• Exercise: Make an exact copy of all the entries, with the pictures left out.

• Records from a collection of figures:
=====

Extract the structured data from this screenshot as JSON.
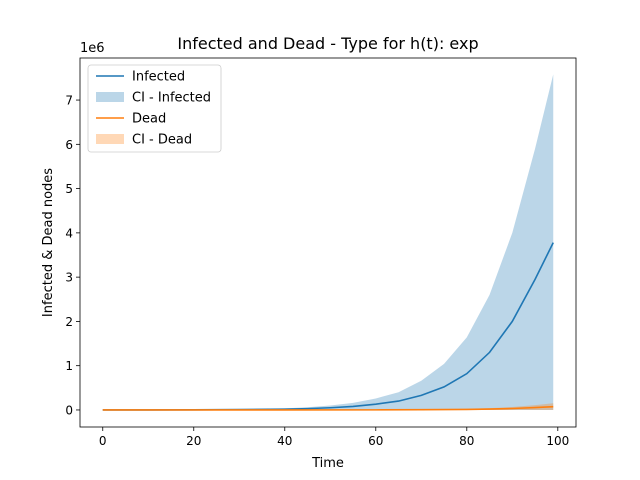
{
  "chart_data": {
    "type": "line",
    "title": "Infected and Dead - Type for h(t): exp",
    "xlabel": "Time",
    "ylabel": "Infected & Dead nodes",
    "y_offset_label": "1e6",
    "y_scale": 1000000,
    "xlim": [
      -5,
      104
    ],
    "ylim": [
      -385000,
      7950000
    ],
    "xticks": [
      0,
      20,
      40,
      60,
      80,
      100
    ],
    "yticks": [
      0,
      1,
      2,
      3,
      4,
      5,
      6,
      7
    ],
    "x_start": 0,
    "x_end": 99,
    "legend_position": "top-left",
    "grid": false,
    "series": [
      {
        "name": "Infected",
        "kind": "line",
        "color": "#1f77b4",
        "x": [
          0,
          10,
          20,
          30,
          40,
          45,
          50,
          55,
          60,
          65,
          70,
          75,
          80,
          85,
          90,
          95,
          99
        ],
        "values": [
          0,
          1000,
          3000,
          8000,
          18000,
          30000,
          50000,
          80000,
          130000,
          200000,
          330000,
          520000,
          820000,
          1300000,
          2000000,
          2950000,
          3780000
        ]
      },
      {
        "name": "CI - Infected",
        "kind": "band",
        "color": "#1f77b4",
        "alpha": 0.3,
        "x": [
          0,
          10,
          20,
          30,
          40,
          45,
          50,
          55,
          60,
          65,
          70,
          75,
          80,
          85,
          90,
          95,
          99
        ],
        "lower": [
          0,
          0,
          0,
          0,
          0,
          0,
          0,
          0,
          0,
          0,
          0,
          0,
          0,
          0,
          0,
          0,
          0
        ],
        "upper": [
          0,
          2000,
          6000,
          16000,
          36000,
          60000,
          100000,
          160000,
          260000,
          400000,
          660000,
          1040000,
          1640000,
          2600000,
          4000000,
          5900000,
          7580000
        ]
      },
      {
        "name": "Dead",
        "kind": "line",
        "color": "#ff7f0e",
        "x": [
          0,
          20,
          40,
          60,
          70,
          80,
          85,
          90,
          95,
          99
        ],
        "values": [
          0,
          100,
          500,
          2000,
          5000,
          12000,
          20000,
          33000,
          55000,
          75000
        ]
      },
      {
        "name": "CI - Dead",
        "kind": "band",
        "color": "#ff7f0e",
        "alpha": 0.3,
        "x": [
          0,
          20,
          40,
          60,
          70,
          80,
          85,
          90,
          95,
          99
        ],
        "lower": [
          0,
          0,
          0,
          0,
          0,
          0,
          0,
          0,
          0,
          0
        ],
        "upper": [
          0,
          200,
          1000,
          4000,
          10000,
          24000,
          40000,
          66000,
          110000,
          150000
        ]
      }
    ]
  }
}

=====

• Exercise output:
Extract the structured data from this screenshot as JSON.
{
  "chart_data": {
    "type": "line",
    "title": "Infected and Dead - Type for h(t): exp",
    "xlabel": "Time",
    "ylabel": "Infected & Dead nodes",
    "y_offset_label": "1e6",
    "y_scale": 1000000,
    "xlim": [
      -5,
      104
    ],
    "ylim": [
      -385000,
      7950000
    ],
    "xticks": [
      0,
      20,
      40,
      60,
      80,
      100
    ],
    "yticks": [
      0,
      1,
      2,
      3,
      4,
      5,
      6,
      7
    ],
    "x_start": 0,
    "x_end": 99,
    "legend_position": "top-left",
    "grid": false,
    "series": [
      {
        "name": "Infected",
        "kind": "line",
        "color": "#1f77b4",
        "x": [
          0,
          10,
          20,
          30,
          40,
          45,
          50,
          55,
          60,
          65,
          70,
          75,
          80,
          85,
          90,
          95,
          99
        ],
        "values": [
          0,
          1000,
          3000,
          8000,
          18000,
          30000,
          50000,
          80000,
          130000,
          200000,
          330000,
          520000,
          820000,
          1300000,
          2000000,
          2950000,
          3780000
        ]
      },
      {
        "name": "CI - Infected",
        "kind": "band",
        "color": "#1f77b4",
        "alpha": 0.3,
        "x": [
          0,
          10,
          20,
          30,
          40,
          45,
          50,
          55,
          60,
          65,
          70,
          75,
          80,
          85,
          90,
          95,
          99
        ],
        "lower": [
          0,
          0,
          0,
          0,
          0,
          0,
          0,
          0,
          0,
          0,
          0,
          0,
          0,
          0,
          0,
          0,
          0
        ],
        "upper": [
          0,
          2000,
          6000,
          16000,
          36000,
          60000,
          100000,
          160000,
          260000,
          400000,
          660000,
          1040000,
          1640000,
          2600000,
          4000000,
          5900000,
          7580000
        ]
      },
      {
        "name": "Dead",
        "kind": "line",
        "color": "#ff7f0e",
        "x": [
          0,
          20,
          40,
          60,
          70,
          80,
          85,
          90,
          95,
          99
        ],
        "values": [
          0,
          100,
          500,
          2000,
          5000,
          12000,
          20000,
          33000,
          55000,
          75000
        ]
      },
      {
        "name": "CI - Dead",
        "kind": "band",
        "color": "#ff7f0e",
        "alpha": 0.3,
        "x": [
          0,
          20,
          40,
          60,
          70,
          80,
          85,
          90,
          95,
          99
        ],
        "lower": [
          0,
          0,
          0,
          0,
          0,
          0,
          0,
          0,
          0,
          0
        ],
        "upper": [
          0,
          200,
          1000,
          4000,
          10000,
          24000,
          40000,
          66000,
          110000,
          150000
        ]
      }
    ]
  }
}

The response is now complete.